** start of Excerpted data **

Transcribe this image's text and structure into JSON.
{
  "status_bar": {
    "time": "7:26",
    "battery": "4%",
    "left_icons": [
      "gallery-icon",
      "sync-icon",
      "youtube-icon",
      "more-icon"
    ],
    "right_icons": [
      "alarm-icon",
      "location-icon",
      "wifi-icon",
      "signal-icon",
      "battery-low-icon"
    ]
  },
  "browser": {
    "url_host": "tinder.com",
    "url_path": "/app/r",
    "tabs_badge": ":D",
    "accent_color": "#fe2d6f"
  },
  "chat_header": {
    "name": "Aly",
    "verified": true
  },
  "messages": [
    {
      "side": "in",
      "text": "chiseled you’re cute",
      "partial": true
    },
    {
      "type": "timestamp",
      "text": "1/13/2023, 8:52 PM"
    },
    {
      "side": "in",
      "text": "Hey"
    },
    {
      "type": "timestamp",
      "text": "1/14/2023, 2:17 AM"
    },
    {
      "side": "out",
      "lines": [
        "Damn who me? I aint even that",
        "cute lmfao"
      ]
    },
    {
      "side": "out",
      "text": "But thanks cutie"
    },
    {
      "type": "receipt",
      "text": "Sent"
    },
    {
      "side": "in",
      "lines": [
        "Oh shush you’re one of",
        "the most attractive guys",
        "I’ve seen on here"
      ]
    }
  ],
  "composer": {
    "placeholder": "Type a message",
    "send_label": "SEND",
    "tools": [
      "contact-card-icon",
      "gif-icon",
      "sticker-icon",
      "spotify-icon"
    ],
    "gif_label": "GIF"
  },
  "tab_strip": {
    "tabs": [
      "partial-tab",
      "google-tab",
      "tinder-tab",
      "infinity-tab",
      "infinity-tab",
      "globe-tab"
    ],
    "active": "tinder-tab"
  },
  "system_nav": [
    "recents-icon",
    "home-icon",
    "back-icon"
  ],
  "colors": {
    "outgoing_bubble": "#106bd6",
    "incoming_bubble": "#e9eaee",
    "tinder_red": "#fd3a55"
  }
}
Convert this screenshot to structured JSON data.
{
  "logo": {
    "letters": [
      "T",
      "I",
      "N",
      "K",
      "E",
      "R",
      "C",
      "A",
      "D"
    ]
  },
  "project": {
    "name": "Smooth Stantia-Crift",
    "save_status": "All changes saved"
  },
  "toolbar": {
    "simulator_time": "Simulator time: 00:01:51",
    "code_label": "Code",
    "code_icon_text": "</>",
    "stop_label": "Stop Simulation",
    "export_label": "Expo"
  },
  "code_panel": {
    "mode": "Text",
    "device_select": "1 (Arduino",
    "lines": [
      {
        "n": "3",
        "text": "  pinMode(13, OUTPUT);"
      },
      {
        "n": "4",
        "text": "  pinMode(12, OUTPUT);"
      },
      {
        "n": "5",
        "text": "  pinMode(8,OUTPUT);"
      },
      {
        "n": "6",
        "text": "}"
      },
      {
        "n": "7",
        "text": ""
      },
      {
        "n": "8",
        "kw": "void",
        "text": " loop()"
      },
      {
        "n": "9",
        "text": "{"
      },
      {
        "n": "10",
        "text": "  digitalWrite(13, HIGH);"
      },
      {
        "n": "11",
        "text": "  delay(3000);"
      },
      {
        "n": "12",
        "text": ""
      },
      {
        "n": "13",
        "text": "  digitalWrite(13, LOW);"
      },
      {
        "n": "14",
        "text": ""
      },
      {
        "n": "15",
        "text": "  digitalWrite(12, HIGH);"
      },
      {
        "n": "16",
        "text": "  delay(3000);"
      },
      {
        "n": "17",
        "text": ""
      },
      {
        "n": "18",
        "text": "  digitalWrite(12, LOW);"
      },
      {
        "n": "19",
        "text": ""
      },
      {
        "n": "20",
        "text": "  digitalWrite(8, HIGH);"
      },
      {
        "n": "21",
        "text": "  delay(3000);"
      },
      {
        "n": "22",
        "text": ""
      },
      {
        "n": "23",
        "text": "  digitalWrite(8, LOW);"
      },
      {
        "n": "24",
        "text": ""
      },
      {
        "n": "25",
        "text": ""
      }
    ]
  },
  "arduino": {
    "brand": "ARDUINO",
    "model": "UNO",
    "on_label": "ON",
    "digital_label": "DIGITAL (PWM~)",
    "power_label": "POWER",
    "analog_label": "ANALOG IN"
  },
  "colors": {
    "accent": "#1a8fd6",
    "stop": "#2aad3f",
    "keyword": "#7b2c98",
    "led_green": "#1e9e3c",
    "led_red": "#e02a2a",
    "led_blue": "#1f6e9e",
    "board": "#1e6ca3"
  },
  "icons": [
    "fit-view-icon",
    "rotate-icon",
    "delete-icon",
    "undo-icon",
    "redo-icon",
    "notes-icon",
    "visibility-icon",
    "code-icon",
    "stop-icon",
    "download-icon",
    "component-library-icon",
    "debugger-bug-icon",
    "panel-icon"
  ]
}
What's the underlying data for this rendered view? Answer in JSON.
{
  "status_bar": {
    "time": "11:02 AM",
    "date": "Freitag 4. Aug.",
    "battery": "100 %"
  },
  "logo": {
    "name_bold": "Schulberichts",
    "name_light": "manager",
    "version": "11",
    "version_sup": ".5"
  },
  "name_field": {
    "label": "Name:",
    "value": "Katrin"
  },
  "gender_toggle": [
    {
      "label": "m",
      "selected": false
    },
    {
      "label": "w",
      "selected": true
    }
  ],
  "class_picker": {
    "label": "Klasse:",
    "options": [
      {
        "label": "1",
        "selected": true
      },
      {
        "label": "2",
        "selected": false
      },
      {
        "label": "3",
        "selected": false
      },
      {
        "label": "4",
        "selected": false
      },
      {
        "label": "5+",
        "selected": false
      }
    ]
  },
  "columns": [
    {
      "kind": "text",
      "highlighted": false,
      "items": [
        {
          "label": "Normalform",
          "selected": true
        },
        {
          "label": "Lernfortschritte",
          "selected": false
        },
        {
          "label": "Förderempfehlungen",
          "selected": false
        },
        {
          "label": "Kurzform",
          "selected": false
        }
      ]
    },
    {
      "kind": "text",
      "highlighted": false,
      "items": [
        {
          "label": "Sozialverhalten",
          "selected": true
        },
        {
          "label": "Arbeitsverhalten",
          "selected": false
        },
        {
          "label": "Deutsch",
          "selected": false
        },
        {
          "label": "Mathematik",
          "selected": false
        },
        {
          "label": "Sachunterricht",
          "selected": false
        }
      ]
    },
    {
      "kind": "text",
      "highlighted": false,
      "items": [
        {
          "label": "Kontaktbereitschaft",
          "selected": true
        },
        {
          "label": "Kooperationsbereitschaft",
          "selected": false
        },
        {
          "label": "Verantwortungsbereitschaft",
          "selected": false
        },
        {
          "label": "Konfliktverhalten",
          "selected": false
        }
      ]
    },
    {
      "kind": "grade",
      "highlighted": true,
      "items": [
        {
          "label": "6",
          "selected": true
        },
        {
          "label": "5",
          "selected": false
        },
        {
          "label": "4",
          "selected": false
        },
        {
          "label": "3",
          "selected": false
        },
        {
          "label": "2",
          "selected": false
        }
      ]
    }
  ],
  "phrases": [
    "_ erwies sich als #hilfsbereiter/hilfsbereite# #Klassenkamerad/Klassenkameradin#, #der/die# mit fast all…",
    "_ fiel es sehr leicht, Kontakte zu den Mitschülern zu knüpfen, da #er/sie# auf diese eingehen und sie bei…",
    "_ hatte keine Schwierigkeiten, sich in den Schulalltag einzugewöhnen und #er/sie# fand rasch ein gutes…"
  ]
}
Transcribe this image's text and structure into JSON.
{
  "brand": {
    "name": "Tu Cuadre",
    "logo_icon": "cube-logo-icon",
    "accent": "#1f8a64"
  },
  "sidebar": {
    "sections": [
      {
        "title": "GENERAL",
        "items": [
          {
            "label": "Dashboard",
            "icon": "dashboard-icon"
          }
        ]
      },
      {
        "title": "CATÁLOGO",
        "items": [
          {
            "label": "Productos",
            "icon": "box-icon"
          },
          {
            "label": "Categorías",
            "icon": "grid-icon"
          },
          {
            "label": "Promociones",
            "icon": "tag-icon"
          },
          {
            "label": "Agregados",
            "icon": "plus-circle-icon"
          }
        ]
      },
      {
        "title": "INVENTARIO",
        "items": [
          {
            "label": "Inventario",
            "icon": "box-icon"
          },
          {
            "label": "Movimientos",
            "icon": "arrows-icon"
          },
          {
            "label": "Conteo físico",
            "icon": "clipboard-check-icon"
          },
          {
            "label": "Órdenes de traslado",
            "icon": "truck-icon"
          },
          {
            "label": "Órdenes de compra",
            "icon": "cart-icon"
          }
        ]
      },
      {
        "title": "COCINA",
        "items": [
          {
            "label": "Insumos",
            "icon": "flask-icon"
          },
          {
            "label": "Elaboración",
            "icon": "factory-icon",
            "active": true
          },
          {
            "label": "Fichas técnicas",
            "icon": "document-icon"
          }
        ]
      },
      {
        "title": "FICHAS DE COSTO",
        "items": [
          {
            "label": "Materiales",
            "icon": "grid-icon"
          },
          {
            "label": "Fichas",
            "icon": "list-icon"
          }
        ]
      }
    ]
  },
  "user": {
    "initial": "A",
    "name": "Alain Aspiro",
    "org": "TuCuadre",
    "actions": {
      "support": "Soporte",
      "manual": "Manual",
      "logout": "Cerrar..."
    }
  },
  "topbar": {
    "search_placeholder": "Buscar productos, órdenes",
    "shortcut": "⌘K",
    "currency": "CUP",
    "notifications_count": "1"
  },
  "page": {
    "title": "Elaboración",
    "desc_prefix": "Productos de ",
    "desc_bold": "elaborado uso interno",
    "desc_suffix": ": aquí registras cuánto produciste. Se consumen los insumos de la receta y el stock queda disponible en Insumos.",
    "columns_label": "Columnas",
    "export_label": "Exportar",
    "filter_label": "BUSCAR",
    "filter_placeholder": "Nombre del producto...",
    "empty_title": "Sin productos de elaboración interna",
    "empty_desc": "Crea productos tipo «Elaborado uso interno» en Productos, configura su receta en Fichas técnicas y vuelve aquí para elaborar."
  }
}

** end of Excerpted data **

*Stated exercise*: For the listing above, identify each line bearing "view".

*Solution for this problem*:
    "fit-view-icon",
What's the underlying data for this rendered view? Answer in JSON.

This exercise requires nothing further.